Work instructions:
Count every line in the entries that contains "Institute". Report that count alone.

Data supplied:
↓
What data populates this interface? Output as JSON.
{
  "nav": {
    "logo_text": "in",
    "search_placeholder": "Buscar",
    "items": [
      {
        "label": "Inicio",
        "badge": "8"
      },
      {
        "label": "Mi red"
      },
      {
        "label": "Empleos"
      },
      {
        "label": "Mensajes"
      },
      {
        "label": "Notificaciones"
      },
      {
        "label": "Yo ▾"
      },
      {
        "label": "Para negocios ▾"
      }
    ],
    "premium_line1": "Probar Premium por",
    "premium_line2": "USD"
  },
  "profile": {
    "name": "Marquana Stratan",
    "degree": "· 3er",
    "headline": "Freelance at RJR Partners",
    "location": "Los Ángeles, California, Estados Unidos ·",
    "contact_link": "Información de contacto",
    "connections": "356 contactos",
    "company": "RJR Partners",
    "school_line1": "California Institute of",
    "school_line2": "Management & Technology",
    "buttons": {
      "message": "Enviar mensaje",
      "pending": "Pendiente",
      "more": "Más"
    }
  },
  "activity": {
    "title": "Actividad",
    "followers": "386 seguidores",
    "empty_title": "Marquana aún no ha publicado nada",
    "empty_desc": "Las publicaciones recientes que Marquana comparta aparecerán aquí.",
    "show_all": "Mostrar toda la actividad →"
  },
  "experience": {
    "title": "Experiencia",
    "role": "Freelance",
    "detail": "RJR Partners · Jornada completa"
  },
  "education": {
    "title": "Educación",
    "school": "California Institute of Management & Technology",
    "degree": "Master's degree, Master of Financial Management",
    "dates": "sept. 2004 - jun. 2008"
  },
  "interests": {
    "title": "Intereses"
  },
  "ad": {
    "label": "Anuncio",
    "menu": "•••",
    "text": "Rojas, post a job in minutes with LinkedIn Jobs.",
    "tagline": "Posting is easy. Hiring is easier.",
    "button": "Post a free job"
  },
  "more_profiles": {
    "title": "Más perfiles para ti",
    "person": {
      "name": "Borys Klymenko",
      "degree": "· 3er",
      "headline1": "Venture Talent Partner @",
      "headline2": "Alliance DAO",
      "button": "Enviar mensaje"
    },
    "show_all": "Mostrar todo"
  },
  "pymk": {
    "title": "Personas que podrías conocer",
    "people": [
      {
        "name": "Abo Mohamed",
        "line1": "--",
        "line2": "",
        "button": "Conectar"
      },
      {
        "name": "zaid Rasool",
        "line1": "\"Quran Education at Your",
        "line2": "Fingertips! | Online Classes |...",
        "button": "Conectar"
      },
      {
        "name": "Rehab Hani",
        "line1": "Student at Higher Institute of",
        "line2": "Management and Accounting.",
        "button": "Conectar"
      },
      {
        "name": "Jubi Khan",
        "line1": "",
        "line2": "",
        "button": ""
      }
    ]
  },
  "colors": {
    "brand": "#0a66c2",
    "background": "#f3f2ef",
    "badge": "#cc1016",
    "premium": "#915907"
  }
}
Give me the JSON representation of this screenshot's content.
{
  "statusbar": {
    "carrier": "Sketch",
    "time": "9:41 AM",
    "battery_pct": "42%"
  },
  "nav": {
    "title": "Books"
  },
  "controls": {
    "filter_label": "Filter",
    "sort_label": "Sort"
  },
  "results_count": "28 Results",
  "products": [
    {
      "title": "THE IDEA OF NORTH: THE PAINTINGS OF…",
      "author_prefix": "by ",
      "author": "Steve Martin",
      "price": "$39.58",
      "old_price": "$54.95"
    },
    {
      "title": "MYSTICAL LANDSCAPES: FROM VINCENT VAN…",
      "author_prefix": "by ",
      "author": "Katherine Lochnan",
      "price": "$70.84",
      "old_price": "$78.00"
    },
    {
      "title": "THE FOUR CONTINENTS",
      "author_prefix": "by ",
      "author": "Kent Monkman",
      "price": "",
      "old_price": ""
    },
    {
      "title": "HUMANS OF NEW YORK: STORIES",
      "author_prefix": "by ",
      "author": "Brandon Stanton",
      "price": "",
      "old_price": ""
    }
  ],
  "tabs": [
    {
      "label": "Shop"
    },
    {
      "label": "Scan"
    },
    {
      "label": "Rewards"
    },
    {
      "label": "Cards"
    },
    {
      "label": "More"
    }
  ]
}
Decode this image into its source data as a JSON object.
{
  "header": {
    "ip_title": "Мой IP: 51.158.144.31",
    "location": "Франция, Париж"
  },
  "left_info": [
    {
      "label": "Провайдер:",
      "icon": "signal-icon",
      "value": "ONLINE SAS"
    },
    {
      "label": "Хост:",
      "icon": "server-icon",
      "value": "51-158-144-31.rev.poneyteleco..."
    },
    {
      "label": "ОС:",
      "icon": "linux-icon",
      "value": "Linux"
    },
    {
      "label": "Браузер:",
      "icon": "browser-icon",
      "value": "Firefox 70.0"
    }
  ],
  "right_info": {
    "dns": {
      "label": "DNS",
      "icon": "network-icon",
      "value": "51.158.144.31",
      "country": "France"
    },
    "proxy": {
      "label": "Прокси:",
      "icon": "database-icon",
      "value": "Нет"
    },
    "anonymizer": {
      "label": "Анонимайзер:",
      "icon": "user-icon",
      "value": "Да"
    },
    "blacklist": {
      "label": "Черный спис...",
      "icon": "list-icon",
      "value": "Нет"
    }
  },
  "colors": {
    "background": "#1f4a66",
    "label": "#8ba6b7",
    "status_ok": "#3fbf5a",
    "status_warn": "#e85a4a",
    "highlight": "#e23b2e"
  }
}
↑
Output of the exercise:
3